*AIM*. Beginning with the line where "Type out the text in this image." appears, restate the lines word for word through the last one in the listing.

*INPUT DATA*.
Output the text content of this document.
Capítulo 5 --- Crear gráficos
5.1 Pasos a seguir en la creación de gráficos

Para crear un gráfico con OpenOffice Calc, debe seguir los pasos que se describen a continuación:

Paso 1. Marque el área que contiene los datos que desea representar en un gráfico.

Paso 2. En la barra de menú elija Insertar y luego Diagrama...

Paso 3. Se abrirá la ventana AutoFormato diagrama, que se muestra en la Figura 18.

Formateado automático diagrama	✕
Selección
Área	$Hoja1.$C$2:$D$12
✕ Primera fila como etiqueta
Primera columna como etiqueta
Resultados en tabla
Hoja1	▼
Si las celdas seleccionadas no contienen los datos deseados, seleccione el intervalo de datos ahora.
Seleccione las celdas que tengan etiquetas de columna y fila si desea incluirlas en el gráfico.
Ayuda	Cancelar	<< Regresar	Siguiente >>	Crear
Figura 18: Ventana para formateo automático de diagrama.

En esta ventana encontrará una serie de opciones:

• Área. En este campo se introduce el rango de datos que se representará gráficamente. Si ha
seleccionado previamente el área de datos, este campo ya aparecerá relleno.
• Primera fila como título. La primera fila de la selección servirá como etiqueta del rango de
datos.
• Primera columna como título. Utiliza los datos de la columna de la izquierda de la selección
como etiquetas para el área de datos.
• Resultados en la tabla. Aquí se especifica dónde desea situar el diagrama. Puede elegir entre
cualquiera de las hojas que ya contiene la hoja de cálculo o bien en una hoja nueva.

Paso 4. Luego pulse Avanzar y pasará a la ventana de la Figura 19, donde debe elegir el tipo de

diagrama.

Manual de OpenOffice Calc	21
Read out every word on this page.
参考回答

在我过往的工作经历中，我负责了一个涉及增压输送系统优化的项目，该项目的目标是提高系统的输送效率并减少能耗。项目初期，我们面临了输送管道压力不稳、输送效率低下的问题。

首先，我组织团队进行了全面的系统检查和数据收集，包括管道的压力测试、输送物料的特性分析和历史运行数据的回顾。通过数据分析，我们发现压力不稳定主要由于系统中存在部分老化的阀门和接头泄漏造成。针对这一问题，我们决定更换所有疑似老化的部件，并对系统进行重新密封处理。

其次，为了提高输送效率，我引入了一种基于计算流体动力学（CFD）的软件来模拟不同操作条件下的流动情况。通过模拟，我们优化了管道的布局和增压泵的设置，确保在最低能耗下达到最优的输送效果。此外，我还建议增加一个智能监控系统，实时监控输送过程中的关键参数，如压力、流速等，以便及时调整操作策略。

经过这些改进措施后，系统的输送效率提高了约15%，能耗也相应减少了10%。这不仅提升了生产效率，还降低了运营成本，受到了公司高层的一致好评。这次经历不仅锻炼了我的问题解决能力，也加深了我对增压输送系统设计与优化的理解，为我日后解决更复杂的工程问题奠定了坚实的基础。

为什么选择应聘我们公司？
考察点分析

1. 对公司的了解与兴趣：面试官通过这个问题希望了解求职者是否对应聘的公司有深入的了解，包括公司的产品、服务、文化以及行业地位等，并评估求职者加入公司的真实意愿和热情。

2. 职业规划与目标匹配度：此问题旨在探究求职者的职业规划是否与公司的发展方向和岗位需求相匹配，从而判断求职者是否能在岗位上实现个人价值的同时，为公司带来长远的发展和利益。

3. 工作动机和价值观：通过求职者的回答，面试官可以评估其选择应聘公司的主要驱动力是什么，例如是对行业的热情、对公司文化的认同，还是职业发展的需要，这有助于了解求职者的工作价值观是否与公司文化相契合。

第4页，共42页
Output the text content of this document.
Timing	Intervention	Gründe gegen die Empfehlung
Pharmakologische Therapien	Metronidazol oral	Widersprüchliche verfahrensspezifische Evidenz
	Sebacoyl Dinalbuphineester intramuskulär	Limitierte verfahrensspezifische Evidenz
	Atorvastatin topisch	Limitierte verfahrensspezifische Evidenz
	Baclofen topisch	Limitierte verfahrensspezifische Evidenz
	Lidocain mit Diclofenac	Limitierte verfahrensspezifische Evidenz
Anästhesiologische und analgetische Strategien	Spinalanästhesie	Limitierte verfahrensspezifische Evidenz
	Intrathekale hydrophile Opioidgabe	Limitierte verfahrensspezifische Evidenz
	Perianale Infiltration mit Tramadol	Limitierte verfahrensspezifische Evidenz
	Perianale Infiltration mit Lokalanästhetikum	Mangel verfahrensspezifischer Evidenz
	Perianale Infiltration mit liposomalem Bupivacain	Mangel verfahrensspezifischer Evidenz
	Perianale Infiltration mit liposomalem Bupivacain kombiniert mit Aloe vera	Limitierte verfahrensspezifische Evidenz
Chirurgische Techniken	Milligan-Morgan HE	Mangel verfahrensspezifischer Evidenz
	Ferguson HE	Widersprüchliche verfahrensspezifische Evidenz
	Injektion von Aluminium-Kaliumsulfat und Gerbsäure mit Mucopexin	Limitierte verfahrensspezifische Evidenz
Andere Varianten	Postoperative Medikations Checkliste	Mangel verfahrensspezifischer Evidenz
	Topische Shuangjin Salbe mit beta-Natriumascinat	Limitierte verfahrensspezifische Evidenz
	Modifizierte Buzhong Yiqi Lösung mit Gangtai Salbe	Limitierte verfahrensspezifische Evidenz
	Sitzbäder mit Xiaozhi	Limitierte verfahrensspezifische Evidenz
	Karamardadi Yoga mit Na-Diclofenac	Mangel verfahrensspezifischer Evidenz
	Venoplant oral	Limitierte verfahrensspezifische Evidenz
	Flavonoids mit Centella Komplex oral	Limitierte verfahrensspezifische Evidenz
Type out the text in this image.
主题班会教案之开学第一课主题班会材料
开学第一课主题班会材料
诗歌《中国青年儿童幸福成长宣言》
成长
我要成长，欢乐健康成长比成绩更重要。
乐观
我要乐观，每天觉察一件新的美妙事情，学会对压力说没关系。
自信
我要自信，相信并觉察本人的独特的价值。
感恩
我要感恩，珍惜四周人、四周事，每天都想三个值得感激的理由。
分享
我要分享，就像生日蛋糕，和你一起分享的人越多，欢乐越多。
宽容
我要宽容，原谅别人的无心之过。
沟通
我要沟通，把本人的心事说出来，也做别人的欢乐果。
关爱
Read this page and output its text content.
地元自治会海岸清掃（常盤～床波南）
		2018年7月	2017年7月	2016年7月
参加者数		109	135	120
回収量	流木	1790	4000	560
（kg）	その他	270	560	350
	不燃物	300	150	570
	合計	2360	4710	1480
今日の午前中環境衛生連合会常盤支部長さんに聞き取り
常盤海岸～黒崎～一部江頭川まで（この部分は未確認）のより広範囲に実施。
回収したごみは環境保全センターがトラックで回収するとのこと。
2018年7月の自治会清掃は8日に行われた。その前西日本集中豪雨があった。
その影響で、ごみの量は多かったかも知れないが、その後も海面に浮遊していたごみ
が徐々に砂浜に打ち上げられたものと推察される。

*THE SOLUTION*.
Type out the text in this image.
主题班会教案之开学第一课主题班会材料
开学第一课主题班会材料
诗歌《中国青年儿童幸福成长宣言》
成长
我要成长，欢乐健康成长比成绩更重要。
乐观
我要乐观，每天觉察一件新的美妙事情，学会对压力说没关系。
自信
我要自信，相信并觉察本人的独特的价值。
感恩
我要感恩，珍惜四周人、四周事，每天都想三个值得感激的理由。
分享
我要分享，就像生日蛋糕，和你一起分享的人越多，欢乐越多。
宽容
我要宽容，原谅别人的无心之过。
沟通
我要沟通，把本人的心事说出来，也做别人的欢乐果。
关爱
Read this page and output its text content.
地元自治会海岸清掃（常盤～床波南）
		2018年7月	2017年7月	2016年7月
参加者数		109	135	120
回収量	流木	1790	4000	560
（kg）	その他	270	560	350
	不燃物	300	150	570
	合計	2360	4710	1480
今日の午前中環境衛生連合会常盤支部長さんに聞き取り
常盤海岸～黒崎～一部江頭川まで（この部分は未確認）のより広範囲に実施。
回収したごみは環境保全センターがトラックで回収するとのこと。
2018年7月の自治会清掃は8日に行われた。その前西日本集中豪雨があった。
その影響で、ごみの量は多かったかも知れないが、その後も海面に浮遊していたごみ
が徐々に砂浜に打ち上げられたものと推察される。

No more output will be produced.